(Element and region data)
──────────

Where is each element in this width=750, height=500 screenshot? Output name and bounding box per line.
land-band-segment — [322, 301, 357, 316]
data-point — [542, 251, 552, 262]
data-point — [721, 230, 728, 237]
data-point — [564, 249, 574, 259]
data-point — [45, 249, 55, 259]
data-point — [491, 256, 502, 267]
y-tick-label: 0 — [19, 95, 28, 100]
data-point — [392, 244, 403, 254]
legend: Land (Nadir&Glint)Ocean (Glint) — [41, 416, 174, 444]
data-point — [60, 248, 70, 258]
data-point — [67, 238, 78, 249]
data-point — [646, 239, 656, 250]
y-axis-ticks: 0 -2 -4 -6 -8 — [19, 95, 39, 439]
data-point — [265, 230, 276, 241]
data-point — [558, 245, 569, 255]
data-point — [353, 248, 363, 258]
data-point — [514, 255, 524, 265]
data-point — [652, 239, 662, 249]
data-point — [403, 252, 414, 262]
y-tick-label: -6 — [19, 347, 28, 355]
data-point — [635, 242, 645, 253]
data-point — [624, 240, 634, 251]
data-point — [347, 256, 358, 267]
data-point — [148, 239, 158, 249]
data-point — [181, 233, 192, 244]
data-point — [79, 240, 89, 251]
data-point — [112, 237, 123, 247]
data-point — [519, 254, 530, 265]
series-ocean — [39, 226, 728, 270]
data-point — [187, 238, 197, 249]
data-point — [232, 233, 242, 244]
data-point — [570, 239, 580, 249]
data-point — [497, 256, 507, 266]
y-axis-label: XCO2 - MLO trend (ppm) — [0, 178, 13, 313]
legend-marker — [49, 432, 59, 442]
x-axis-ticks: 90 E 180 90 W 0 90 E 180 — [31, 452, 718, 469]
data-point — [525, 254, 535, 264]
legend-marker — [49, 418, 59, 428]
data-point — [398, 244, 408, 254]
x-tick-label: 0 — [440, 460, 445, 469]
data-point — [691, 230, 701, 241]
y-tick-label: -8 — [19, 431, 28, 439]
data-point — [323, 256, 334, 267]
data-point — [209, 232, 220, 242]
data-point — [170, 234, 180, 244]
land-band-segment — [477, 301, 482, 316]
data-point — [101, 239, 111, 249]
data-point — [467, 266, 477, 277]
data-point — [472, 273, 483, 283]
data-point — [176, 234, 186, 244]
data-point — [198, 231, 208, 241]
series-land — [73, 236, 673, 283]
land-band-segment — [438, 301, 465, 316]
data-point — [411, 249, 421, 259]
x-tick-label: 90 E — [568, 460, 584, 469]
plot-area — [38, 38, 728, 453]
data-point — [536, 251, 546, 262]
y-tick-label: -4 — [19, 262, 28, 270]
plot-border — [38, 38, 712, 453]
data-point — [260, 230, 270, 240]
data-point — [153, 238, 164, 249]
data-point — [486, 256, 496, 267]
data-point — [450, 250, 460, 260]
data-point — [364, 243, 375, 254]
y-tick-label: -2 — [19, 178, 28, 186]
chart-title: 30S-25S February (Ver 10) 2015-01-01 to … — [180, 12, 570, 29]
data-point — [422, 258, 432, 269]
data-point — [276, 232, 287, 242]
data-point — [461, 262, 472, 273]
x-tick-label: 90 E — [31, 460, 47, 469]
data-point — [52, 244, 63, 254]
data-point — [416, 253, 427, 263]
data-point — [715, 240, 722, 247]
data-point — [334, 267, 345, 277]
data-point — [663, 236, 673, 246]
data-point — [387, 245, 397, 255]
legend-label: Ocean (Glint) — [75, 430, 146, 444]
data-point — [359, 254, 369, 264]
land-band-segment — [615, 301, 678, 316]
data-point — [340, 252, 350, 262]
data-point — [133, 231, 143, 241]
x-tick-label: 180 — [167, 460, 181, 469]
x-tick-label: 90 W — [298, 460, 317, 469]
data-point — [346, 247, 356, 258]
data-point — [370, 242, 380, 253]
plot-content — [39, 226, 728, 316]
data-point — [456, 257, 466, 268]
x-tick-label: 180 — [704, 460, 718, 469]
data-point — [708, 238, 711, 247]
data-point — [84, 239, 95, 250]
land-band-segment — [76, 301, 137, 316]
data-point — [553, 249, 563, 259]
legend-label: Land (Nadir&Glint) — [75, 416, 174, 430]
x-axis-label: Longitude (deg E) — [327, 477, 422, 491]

──────────

> [WHAT TO WORK ON] Find each line in the items above that contains the string "Glint" with matching capitalization, and copy those lines in full.

> [TASK OUTPUT]
legend: Land (Nadir&Glint)Ocean (Glint) — [41, 416, 174, 444]
legend-label: Ocean (Glint) — [75, 430, 146, 444]
legend-label: Land (Nadir&Glint) — [75, 416, 174, 430]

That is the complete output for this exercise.